RECORD EXTRACTS:
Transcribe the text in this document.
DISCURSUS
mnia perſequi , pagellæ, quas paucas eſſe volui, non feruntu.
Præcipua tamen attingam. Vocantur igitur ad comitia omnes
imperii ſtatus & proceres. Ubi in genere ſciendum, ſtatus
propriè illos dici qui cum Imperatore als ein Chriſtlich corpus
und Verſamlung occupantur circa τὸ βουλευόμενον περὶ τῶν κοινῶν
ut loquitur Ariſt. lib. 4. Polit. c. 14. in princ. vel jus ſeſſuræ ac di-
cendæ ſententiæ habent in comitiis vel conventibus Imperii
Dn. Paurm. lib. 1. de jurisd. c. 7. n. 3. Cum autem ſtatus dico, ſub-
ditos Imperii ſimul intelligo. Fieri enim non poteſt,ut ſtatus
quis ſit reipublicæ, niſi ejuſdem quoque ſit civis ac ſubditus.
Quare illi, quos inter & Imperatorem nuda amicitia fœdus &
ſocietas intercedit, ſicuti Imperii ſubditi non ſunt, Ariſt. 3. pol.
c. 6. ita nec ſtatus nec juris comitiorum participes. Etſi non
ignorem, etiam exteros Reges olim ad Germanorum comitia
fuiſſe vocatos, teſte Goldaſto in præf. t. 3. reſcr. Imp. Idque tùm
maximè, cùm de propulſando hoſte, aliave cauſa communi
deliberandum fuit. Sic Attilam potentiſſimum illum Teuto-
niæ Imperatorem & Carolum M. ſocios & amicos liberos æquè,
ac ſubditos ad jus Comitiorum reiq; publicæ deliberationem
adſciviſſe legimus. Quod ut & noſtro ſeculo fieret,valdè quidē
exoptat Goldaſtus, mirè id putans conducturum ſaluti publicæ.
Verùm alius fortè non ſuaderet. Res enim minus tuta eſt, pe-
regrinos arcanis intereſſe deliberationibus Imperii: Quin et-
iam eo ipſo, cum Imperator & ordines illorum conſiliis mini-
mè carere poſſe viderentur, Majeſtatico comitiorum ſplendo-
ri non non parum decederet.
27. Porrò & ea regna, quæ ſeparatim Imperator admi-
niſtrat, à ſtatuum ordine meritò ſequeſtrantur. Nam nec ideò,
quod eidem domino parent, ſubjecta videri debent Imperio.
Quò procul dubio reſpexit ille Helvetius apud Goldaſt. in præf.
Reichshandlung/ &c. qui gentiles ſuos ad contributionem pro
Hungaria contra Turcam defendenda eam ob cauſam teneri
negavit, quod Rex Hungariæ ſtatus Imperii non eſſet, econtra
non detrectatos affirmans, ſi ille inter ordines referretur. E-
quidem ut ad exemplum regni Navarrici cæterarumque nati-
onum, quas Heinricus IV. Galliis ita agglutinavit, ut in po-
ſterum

WHAT THE TASK REQUIRES: In the lines above, find each one with "præf" and list it.

RESULT OF THE EXERCISE:
fuiſſe vocatos, teſte Goldaſto in præf. t. 3. reſcr. Imp. Idque tùm
Quò procul dubio reſpexit ille Helvetius apud Goldaſt. in præf.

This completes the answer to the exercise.